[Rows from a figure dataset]
* begin *

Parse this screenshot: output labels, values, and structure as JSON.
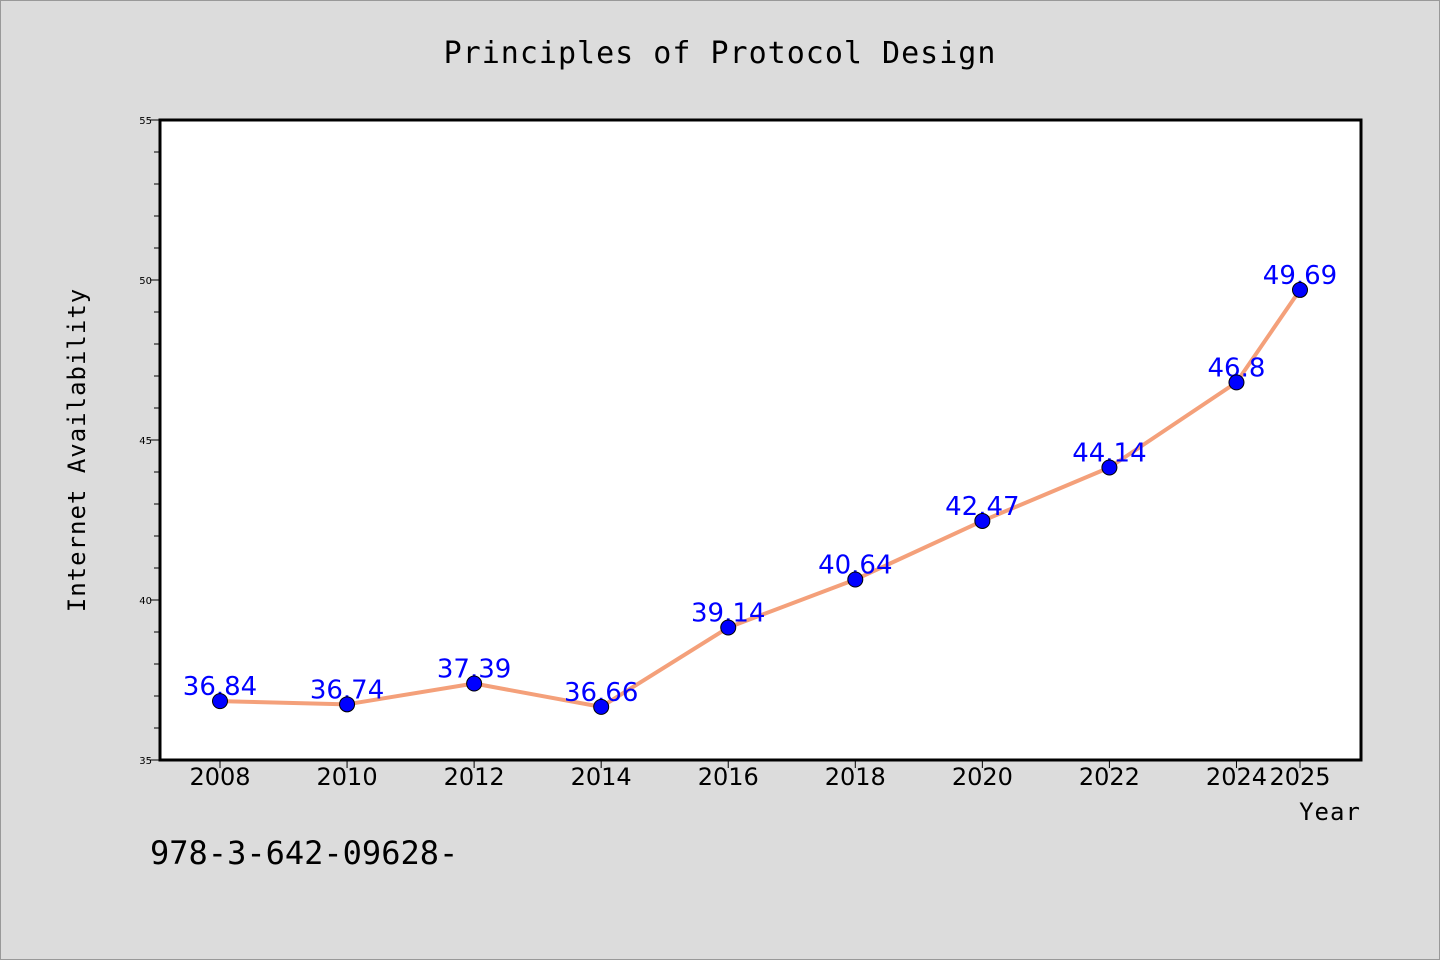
{
  "chart_data": {
    "type": "line",
    "title": "Principles of Protocol Design",
    "xlabel": "Year",
    "ylabel": "Internet Availability",
    "x": [
      "2008",
      "2010",
      "2012",
      "2014",
      "2016",
      "2018",
      "2020",
      "2022",
      "2024",
      "2025"
    ],
    "series": [
      {
        "values": [
          36.84,
          36.74,
          37.39,
          36.66,
          39.14,
          40.64,
          42.47,
          44.14,
          46.8,
          49.69
        ],
        "data_labels": [
          "36.84",
          "36.74",
          "37.39",
          "36.66",
          "39.14",
          "40.64",
          "42.47",
          "44.14",
          "46.8",
          "49.69"
        ],
        "line_color": "#f4a07a",
        "marker_color": "#0000ff"
      }
    ],
    "ylim": [
      35,
      55
    ],
    "yticks": [
      "35",
      "40",
      "45",
      "50",
      "55"
    ],
    "grid": false,
    "legend": "none"
  },
  "footer_text": "978-3-642-09628-",
  "colors": {
    "background": "#dcdcdc",
    "plot_area": "#ffffff",
    "data_label": "#0000ff"
  }
}
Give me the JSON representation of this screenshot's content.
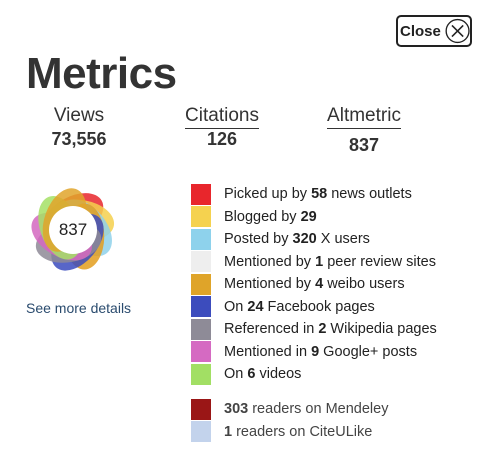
{
  "close_button": {
    "label": "Close"
  },
  "title": "Metrics",
  "stats": {
    "views": {
      "label": "Views",
      "value": "73,556"
    },
    "citations": {
      "label": "Citations",
      "value": "126"
    },
    "altmetric": {
      "label": "Altmetric",
      "value": "837"
    }
  },
  "altmetric_badge": {
    "score": "837",
    "see_more_label": "See more details",
    "ring_colors": [
      "#e8262c",
      "#f4d04e",
      "#8fd1ea",
      "#e39d1d",
      "#3b4bbe",
      "#8e8a96",
      "#d467c0",
      "#a4e065",
      "#e0a52a"
    ]
  },
  "sources": [
    {
      "pre": "Picked up by ",
      "count": "58",
      "post": " news outlets",
      "color": "#e8262c"
    },
    {
      "pre": "Blogged by ",
      "count": "29",
      "post": "",
      "color": "#f5d24f"
    },
    {
      "pre": "Posted by ",
      "count": "320",
      "post": " X users",
      "color": "#8ed2ec"
    },
    {
      "pre": "Mentioned by ",
      "count": "1",
      "post": " peer review sites",
      "color": "#eeeeee"
    },
    {
      "pre": "Mentioned by ",
      "count": "4",
      "post": " weibo users",
      "color": "#dfa429"
    },
    {
      "pre": "On ",
      "count": "24",
      "post": " Facebook pages",
      "color": "#3c4cbd"
    },
    {
      "pre": "Referenced in ",
      "count": "2",
      "post": " Wikipedia pages",
      "color": "#8e8b97"
    },
    {
      "pre": "Mentioned in ",
      "count": "9",
      "post": " Google+ posts",
      "color": "#d56ac2"
    },
    {
      "pre": "On ",
      "count": "6",
      "post": " videos",
      "color": "#a2df64"
    }
  ],
  "readers": [
    {
      "count": "303",
      "post": " readers on Mendeley",
      "color": "#9a1616"
    },
    {
      "count": "1",
      "post": " readers on CiteULike",
      "color": "#c3d3ec"
    }
  ]
}
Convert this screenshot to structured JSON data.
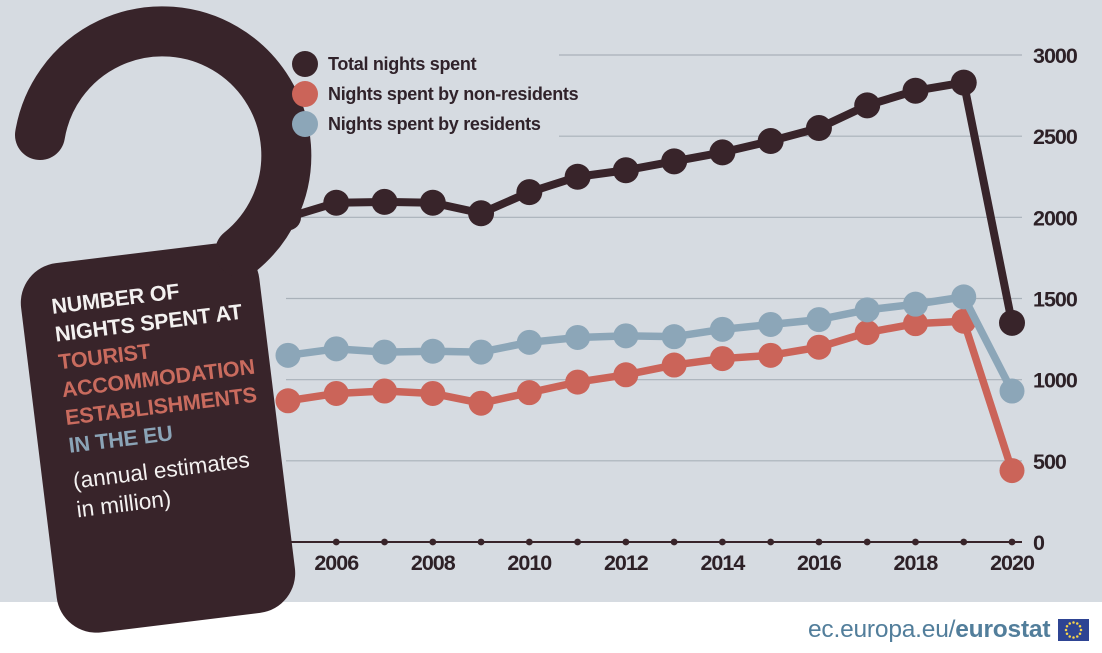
{
  "background_color": "#d6dbe1",
  "footer_band_color": "#ffffff",
  "hanger": {
    "bg_color": "#38242a",
    "line1": "NUMBER OF",
    "line2": "NIGHTS SPENT AT",
    "line3": "TOURIST",
    "line4": "ACCOMMODATION",
    "line5": "ESTABLISHMENTS",
    "line6": "IN THE EU",
    "line7": "(annual estimates",
    "line8": "in million)",
    "white_text_color": "#f3f1f0",
    "accent_text_color": "#c96b5e",
    "blue_text_color": "#8ba4b7"
  },
  "footer": {
    "prefix": "ec.europa.eu/",
    "brand": "eurostat",
    "text_color": "#527e9b",
    "flag_bg_color": "#2e4493",
    "flag_star_color": "#f8d44a"
  },
  "chart_data": {
    "type": "line",
    "title": "Number of nights spent at tourist accommodation establishments in the EU (annual estimates in million)",
    "x": [
      2005,
      2006,
      2007,
      2008,
      2009,
      2010,
      2011,
      2012,
      2013,
      2014,
      2015,
      2016,
      2017,
      2018,
      2019,
      2020
    ],
    "x_tick_labels": [
      2006,
      2008,
      2010,
      2012,
      2014,
      2016,
      2018,
      2020
    ],
    "y_ticks": [
      0,
      500,
      1000,
      1500,
      2000,
      2500,
      3000
    ],
    "ylim": [
      0,
      3000
    ],
    "grid": true,
    "grid_color": "#a9b1b9",
    "axis_color": "#38242a",
    "tick_label_color": "#2d2127",
    "legend_position": "top-left",
    "series": [
      {
        "name": "Total nights spent",
        "color": "#38242a",
        "values": [
          2000,
          2090,
          2095,
          2090,
          2025,
          2155,
          2250,
          2290,
          2345,
          2400,
          2470,
          2550,
          2690,
          2780,
          2830,
          1350
        ]
      },
      {
        "name": "Nights spent by non-residents",
        "color": "#cb6459",
        "values": [
          870,
          915,
          930,
          915,
          855,
          920,
          985,
          1030,
          1090,
          1130,
          1150,
          1200,
          1290,
          1345,
          1360,
          440
        ]
      },
      {
        "name": "Nights spent by residents",
        "color": "#8ca6b8",
        "values": [
          1150,
          1190,
          1170,
          1175,
          1170,
          1230,
          1260,
          1270,
          1265,
          1310,
          1340,
          1370,
          1430,
          1465,
          1510,
          930
        ]
      }
    ]
  }
}
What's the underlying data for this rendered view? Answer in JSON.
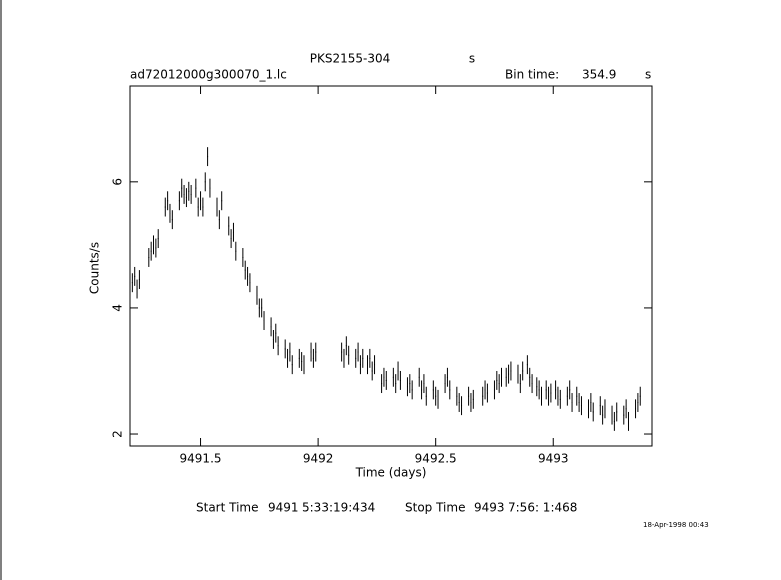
{
  "chart_data": {
    "type": "errorbar",
    "title": "PKS2155-304",
    "title_unit": "s",
    "subtitle": "ad72012000g300070_1.lc",
    "bin_time_label": "Bin time:",
    "bin_time": 354.9,
    "bin_time_unit": "s",
    "xlabel": "Time (days)",
    "ylabel": "Counts/s",
    "xlim": [
      9491.2,
      9493.42
    ],
    "ylim": [
      1.81,
      7.52
    ],
    "xticks": [
      9491.5,
      9492,
      9492.5,
      9493
    ],
    "yticks": [
      2,
      4,
      6
    ],
    "color": "#000000",
    "yerr": 0.15,
    "x": [
      9491.21,
      9491.22,
      9491.23,
      9491.24,
      9491.28,
      9491.29,
      9491.3,
      9491.31,
      9491.32,
      9491.35,
      9491.36,
      9491.37,
      9491.38,
      9491.41,
      9491.42,
      9491.43,
      9491.44,
      9491.45,
      9491.46,
      9491.48,
      9491.49,
      9491.5,
      9491.51,
      9491.52,
      9491.53,
      9491.54,
      9491.57,
      9491.58,
      9491.59,
      9491.62,
      9491.63,
      9491.64,
      9491.65,
      9491.68,
      9491.69,
      9491.7,
      9491.71,
      9491.74,
      9491.75,
      9491.76,
      9491.77,
      9491.8,
      9491.81,
      9491.82,
      9491.83,
      9491.86,
      9491.87,
      9491.88,
      9491.89,
      9491.92,
      9491.93,
      9491.94,
      9491.97,
      9491.98,
      9491.99,
      9492.1,
      9492.11,
      9492.12,
      9492.13,
      9492.16,
      9492.17,
      9492.18,
      9492.19,
      9492.21,
      9492.22,
      9492.23,
      9492.24,
      9492.27,
      9492.28,
      9492.29,
      9492.32,
      9492.33,
      9492.34,
      9492.35,
      9492.38,
      9492.39,
      9492.4,
      9492.43,
      9492.44,
      9492.45,
      9492.46,
      9492.49,
      9492.5,
      9492.51,
      9492.54,
      9492.55,
      9492.56,
      9492.59,
      9492.6,
      9492.61,
      9492.64,
      9492.65,
      9492.66,
      9492.7,
      9492.71,
      9492.72,
      9492.75,
      9492.76,
      9492.77,
      9492.78,
      9492.8,
      9492.81,
      9492.82,
      9492.85,
      9492.86,
      9492.87,
      9492.89,
      9492.9,
      9492.91,
      9492.93,
      9492.94,
      9492.95,
      9492.97,
      9492.98,
      9492.99,
      9493.01,
      9493.02,
      9493.03,
      9493.06,
      9493.07,
      9493.08,
      9493.1,
      9493.11,
      9493.12,
      9493.15,
      9493.16,
      9493.17,
      9493.2,
      9493.21,
      9493.22,
      9493.25,
      9493.26,
      9493.27,
      9493.3,
      9493.31,
      9493.32,
      9493.35,
      9493.36,
      9493.37
    ],
    "values": [
      4.4,
      4.5,
      4.3,
      4.45,
      4.8,
      4.9,
      5.0,
      4.95,
      5.1,
      5.6,
      5.7,
      5.5,
      5.4,
      5.7,
      5.9,
      5.8,
      5.75,
      5.85,
      5.8,
      5.9,
      5.6,
      5.7,
      5.6,
      6.0,
      6.4,
      5.9,
      5.6,
      5.4,
      5.7,
      5.3,
      5.1,
      5.2,
      4.9,
      4.8,
      4.6,
      4.5,
      4.4,
      4.2,
      4.0,
      4.0,
      3.8,
      3.7,
      3.5,
      3.6,
      3.4,
      3.35,
      3.2,
      3.3,
      3.1,
      3.2,
      3.15,
      3.1,
      3.3,
      3.2,
      3.3,
      3.3,
      3.2,
      3.4,
      3.25,
      3.2,
      3.3,
      3.1,
      3.2,
      3.1,
      3.2,
      3.0,
      3.1,
      2.8,
      2.9,
      2.85,
      2.9,
      2.8,
      3.0,
      2.85,
      2.75,
      2.8,
      2.7,
      2.9,
      2.7,
      2.8,
      2.6,
      2.7,
      2.6,
      2.55,
      2.8,
      2.9,
      2.7,
      2.6,
      2.5,
      2.45,
      2.6,
      2.5,
      2.55,
      2.6,
      2.7,
      2.65,
      2.7,
      2.85,
      2.8,
      2.9,
      2.9,
      2.95,
      3.0,
      2.95,
      2.8,
      3.0,
      3.1,
      2.9,
      2.8,
      2.75,
      2.7,
      2.6,
      2.7,
      2.6,
      2.65,
      2.7,
      2.6,
      2.55,
      2.6,
      2.7,
      2.5,
      2.6,
      2.5,
      2.45,
      2.4,
      2.5,
      2.35,
      2.45,
      2.3,
      2.4,
      2.3,
      2.2,
      2.35,
      2.3,
      2.4,
      2.2,
      2.4,
      2.5,
      2.6
    ],
    "start_label": "Start Time",
    "start_day": "9491",
    "start_clock": "5:33:19:434",
    "stop_label": "Stop Time",
    "stop_day": "9493",
    "stop_clock": "7:56: 1:468",
    "date": "18-Apr-1998 00:43"
  }
}
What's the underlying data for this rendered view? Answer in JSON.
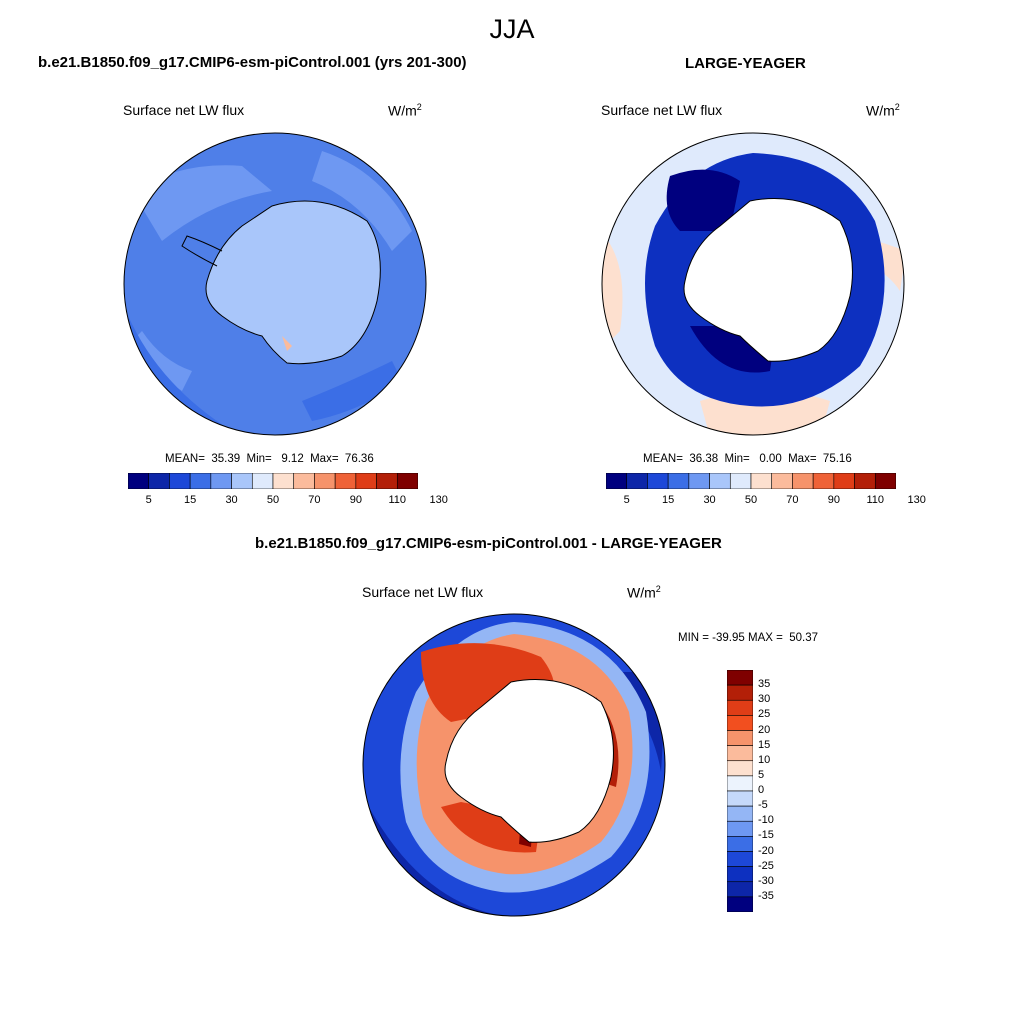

* end *

→ To do: Say how many lines in the entries contain the string "this", and say nothing else.

→ Finished task: 5